> **Aim of the task**
Identify the line that contains "Type out the text in this image." in the material. Output it and every line after it, unchanged, through the end.
- - - - - - -
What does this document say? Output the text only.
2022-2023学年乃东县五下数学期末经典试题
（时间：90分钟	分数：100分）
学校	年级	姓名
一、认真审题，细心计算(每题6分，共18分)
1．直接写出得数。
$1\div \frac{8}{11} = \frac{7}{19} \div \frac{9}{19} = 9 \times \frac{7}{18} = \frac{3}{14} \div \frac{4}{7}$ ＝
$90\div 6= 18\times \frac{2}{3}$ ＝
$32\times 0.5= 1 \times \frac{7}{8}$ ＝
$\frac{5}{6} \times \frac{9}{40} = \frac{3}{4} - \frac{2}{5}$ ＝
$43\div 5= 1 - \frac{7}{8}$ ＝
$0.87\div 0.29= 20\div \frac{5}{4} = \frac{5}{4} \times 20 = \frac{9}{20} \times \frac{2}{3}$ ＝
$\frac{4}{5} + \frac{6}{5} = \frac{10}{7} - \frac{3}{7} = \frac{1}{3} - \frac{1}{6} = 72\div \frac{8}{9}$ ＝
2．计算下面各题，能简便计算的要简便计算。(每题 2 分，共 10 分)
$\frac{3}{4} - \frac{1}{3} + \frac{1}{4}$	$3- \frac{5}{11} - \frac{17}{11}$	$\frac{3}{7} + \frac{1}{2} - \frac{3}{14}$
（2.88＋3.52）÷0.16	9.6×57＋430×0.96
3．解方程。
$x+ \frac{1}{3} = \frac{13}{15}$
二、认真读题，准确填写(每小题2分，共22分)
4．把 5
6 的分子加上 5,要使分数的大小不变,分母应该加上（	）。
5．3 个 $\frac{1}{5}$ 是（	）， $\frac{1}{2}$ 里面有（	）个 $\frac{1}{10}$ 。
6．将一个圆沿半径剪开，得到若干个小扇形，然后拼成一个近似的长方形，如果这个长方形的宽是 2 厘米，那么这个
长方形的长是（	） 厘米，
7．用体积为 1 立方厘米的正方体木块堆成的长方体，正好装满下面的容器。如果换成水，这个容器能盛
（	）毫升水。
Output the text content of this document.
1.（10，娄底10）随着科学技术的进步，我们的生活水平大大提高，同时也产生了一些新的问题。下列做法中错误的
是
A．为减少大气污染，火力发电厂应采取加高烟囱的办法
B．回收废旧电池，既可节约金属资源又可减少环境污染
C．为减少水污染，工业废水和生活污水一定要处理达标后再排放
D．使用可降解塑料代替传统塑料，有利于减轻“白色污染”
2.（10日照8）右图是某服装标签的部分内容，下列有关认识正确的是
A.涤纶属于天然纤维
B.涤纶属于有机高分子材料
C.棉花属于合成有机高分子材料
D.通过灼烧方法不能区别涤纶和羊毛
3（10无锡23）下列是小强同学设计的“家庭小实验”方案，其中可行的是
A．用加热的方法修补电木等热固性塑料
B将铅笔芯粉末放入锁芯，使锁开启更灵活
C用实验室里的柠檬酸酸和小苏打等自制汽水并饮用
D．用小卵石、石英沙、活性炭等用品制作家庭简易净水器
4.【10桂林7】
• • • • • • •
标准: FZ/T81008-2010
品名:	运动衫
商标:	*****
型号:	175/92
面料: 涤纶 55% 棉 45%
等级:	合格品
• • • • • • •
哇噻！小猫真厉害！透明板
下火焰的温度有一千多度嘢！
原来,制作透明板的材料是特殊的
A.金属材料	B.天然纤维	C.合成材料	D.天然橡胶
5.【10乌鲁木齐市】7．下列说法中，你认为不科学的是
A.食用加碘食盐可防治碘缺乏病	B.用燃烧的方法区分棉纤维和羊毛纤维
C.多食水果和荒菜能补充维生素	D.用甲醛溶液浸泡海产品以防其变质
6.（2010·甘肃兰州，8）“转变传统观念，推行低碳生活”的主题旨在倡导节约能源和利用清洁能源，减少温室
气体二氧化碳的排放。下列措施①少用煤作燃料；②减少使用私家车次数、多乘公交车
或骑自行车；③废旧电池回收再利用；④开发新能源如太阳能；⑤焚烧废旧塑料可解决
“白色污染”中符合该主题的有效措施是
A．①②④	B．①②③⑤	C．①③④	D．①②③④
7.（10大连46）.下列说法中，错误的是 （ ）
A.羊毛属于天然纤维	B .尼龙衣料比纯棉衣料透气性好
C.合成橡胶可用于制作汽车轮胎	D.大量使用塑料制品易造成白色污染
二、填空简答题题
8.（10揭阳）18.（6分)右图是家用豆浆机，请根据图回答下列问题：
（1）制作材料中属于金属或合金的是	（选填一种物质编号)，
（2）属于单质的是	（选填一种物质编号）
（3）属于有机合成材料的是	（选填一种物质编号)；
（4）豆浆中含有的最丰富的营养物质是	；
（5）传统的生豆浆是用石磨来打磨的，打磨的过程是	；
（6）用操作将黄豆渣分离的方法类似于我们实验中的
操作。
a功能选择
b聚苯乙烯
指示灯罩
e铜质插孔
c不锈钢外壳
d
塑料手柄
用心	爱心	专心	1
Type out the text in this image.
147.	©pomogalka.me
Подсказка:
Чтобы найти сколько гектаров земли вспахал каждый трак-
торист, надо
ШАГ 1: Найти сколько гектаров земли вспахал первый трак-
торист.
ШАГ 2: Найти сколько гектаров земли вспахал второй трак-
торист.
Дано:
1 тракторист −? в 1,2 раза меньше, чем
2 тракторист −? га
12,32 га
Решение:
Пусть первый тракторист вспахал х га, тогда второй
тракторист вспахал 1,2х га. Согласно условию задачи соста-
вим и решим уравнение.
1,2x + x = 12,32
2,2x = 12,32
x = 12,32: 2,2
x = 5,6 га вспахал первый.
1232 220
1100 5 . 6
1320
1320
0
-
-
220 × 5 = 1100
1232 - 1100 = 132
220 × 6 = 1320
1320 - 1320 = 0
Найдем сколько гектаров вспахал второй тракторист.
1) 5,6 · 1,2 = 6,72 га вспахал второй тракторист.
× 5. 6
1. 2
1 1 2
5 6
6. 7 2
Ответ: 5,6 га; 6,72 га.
- - - - - - -
> **Task answer**
Type out the text in this image.
147.	©pomogalka.me
Подсказка:
Чтобы найти сколько гектаров земли вспахал каждый трак-
торист, надо
ШАГ 1: Найти сколько гектаров земли вспахал первый трак-
торист.
ШАГ 2: Найти сколько гектаров земли вспахал второй трак-
торист.
Дано:
1 тракторист −? в 1,2 раза меньше, чем
2 тракторист −? га
12,32 га
Решение:
Пусть первый тракторист вспахал х га, тогда второй
тракторист вспахал 1,2х га. Согласно условию задачи соста-
вим и решим уравнение.
1,2x + x = 12,32
2,2x = 12,32
x = 12,32: 2,2
x = 5,6 га вспахал первый.
1232 220
1100 5 . 6
1320
1320
0
-
-
220 × 5 = 1100
1232 - 1100 = 132
220 × 6 = 1320
1320 - 1320 = 0
Найдем сколько гектаров вспахал второй тракторист.
1) 5,6 · 1,2 = 6,72 га вспахал второй тракторист.
× 5. 6
1. 2
1 1 2
5 6
6. 7 2
Ответ: 5,6 га; 6,72 га.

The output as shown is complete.